EXERCISE GOAL: Wherever the string "urgent" appears in the listing, copy that line.

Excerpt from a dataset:

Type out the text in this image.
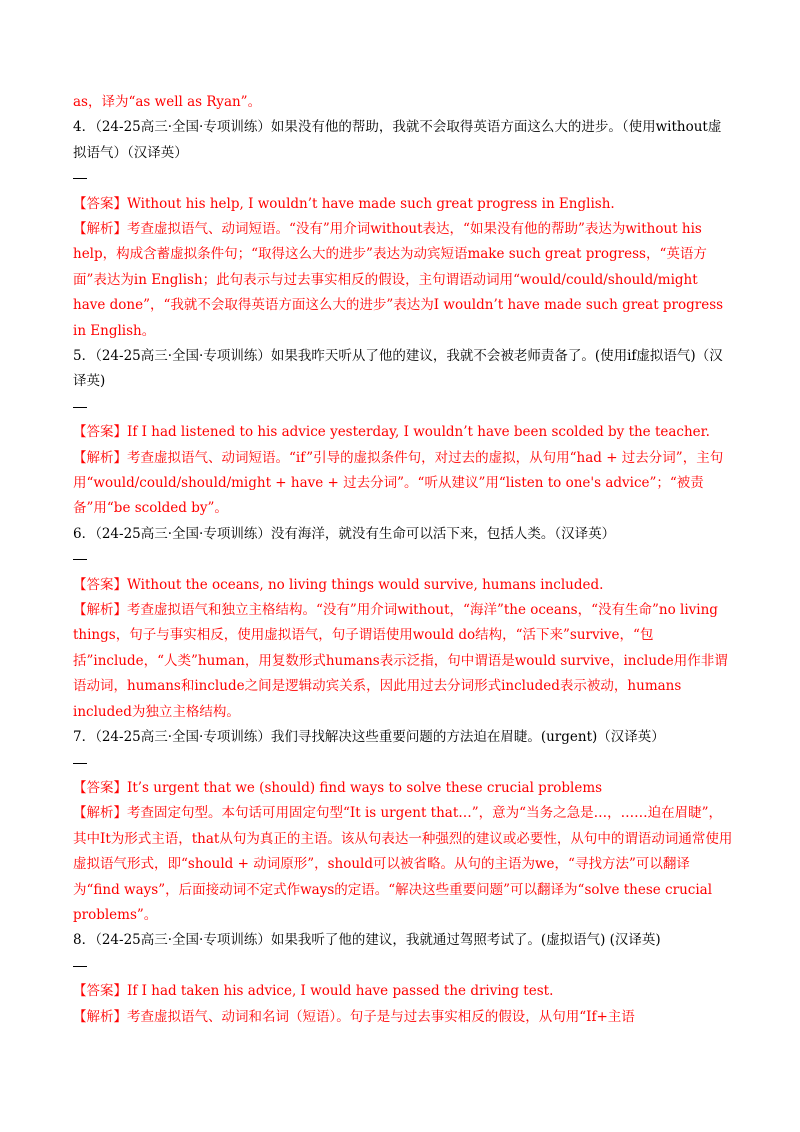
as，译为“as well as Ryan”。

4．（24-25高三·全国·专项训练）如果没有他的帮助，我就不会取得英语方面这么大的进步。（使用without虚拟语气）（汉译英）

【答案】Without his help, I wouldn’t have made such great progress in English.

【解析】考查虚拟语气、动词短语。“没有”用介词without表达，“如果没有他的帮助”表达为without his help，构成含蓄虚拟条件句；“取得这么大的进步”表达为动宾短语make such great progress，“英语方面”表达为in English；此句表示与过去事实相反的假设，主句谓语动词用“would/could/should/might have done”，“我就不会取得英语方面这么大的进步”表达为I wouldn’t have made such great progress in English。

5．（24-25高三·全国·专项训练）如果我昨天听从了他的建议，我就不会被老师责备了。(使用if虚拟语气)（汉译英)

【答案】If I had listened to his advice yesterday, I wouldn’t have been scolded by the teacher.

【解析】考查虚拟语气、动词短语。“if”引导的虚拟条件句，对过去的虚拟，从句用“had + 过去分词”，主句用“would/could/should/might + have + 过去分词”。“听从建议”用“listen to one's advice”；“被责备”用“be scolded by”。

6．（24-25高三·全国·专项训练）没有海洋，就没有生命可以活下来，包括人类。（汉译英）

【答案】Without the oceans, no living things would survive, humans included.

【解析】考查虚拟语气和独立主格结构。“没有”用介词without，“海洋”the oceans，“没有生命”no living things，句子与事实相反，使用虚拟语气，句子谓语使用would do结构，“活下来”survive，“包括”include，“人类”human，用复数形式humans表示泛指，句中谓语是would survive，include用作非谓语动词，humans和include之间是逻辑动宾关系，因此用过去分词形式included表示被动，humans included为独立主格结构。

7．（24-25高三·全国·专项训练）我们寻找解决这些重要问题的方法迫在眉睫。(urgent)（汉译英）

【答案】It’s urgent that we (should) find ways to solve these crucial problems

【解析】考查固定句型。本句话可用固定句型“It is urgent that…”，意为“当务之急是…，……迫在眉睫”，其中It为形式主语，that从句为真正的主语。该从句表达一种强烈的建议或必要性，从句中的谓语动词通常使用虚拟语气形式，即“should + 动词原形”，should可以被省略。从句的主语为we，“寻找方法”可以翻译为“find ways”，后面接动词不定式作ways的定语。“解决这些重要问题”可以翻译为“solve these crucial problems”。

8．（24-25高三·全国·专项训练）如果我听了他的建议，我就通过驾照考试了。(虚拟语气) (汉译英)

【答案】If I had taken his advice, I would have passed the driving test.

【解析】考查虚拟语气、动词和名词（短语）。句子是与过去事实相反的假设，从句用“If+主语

COMPLETE OUTPUT:
7．（24-25高三·全国·专项训练）我们寻找解决这些重要问题的方法迫在眉睫。(urgent)（汉译英）
【答案】It’s urgent that we (should) find ways to solve these crucial problems
【解析】考查固定句型。本句话可用固定句型“It is urgent that…”，意为“当务之急是…，……迫在眉睫”，其中It为形式主语，that从句为真正的主语。该从句表达一种强烈的建议或必要性，从句中的谓语动词通常使用虚拟语气形式，即“should + 动词原形”，should可以被省略。从句的主语为we，“寻找方法”可以翻译为“find ways”，后面接动词不定式作ways的定语。“解决这些重要问题”可以翻译为“solve these crucial problems”。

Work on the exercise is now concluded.